===== GIVEN DATA =====
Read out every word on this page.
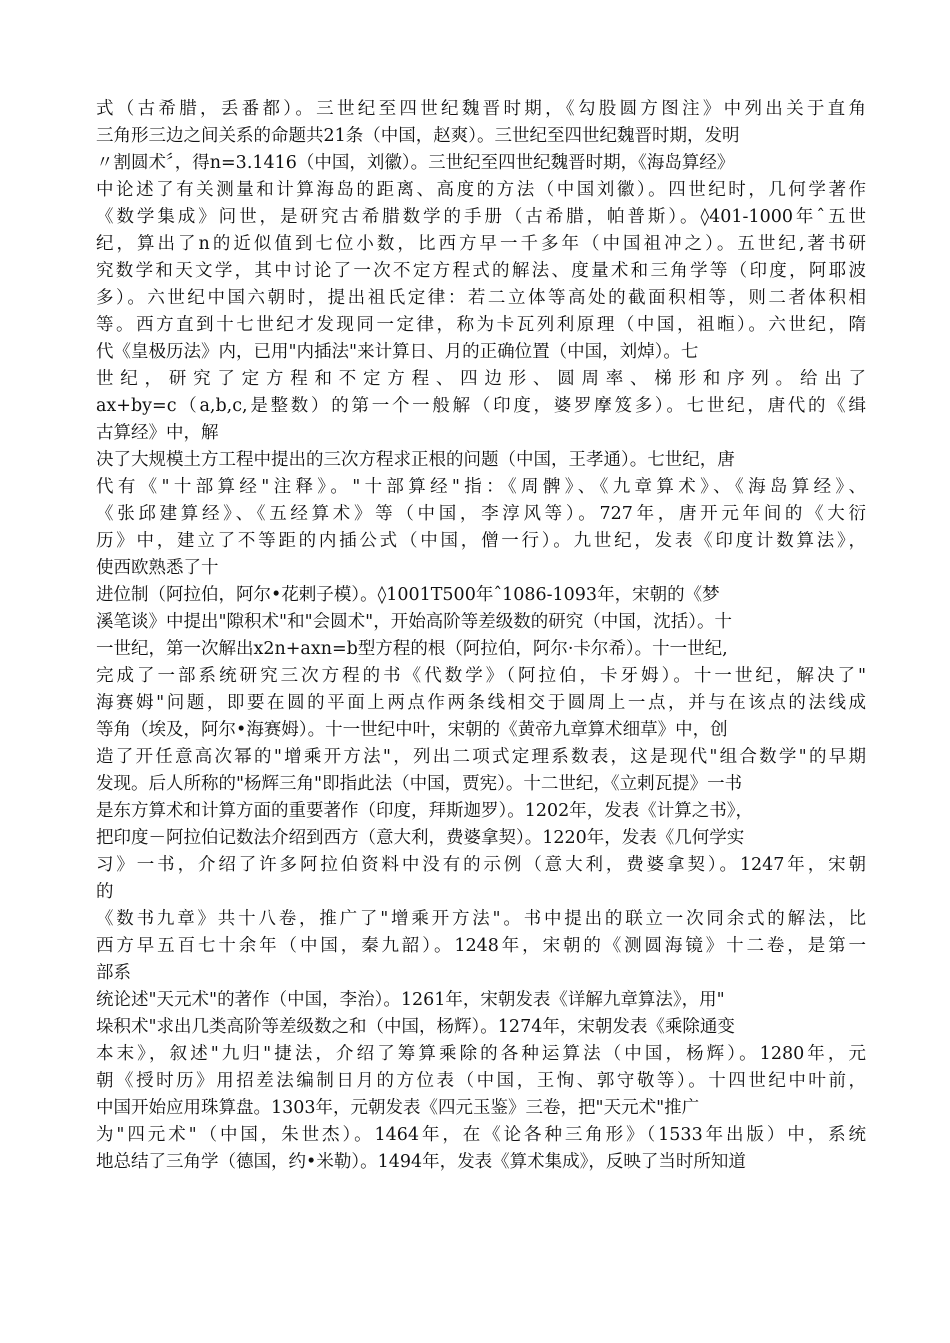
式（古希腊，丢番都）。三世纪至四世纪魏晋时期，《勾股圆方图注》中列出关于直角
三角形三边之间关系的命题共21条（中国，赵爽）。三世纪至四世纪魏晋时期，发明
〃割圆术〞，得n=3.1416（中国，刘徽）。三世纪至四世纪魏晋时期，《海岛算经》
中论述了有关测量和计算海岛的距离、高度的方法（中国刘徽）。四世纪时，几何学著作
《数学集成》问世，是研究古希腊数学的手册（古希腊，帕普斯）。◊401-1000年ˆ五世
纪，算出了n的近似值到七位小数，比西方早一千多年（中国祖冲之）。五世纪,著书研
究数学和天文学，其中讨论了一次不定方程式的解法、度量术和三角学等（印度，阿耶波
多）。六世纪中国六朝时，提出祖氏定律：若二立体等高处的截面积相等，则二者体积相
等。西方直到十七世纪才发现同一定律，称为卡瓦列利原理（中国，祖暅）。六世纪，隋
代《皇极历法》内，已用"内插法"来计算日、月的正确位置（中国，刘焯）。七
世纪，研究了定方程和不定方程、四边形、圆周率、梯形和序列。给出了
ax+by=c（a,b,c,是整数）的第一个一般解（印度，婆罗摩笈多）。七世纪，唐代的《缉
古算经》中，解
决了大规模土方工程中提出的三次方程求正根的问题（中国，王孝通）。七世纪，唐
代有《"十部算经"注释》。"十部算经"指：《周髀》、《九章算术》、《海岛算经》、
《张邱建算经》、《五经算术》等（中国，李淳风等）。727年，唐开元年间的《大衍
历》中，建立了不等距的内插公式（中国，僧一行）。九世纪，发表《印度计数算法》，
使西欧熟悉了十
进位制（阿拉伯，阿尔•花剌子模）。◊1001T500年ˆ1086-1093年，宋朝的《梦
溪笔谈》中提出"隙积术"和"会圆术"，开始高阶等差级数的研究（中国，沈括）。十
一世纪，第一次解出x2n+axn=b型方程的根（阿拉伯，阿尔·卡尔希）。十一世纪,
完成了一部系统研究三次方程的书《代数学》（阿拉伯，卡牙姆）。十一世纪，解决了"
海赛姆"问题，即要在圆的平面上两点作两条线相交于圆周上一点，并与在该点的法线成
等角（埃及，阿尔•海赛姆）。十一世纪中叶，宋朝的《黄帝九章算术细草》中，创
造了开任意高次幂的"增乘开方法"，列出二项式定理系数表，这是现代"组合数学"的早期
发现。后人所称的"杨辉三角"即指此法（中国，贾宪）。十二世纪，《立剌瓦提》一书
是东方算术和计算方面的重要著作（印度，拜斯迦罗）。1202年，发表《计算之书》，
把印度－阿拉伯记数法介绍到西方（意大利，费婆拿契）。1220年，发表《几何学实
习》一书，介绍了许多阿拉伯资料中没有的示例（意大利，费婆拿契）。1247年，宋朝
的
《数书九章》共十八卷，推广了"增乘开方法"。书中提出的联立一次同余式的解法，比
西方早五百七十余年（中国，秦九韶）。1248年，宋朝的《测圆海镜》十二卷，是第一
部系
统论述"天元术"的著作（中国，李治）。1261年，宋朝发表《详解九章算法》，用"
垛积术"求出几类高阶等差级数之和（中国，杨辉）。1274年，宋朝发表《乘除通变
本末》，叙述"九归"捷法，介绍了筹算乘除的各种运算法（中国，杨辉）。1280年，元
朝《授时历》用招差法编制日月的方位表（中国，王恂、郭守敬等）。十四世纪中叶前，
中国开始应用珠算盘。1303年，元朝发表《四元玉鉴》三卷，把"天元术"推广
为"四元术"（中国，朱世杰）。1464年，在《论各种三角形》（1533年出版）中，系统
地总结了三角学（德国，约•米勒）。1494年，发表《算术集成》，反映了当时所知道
=====
Using the data above, say how many lines include "三世纪至四世纪魏晋时期". No other reply is needed.

3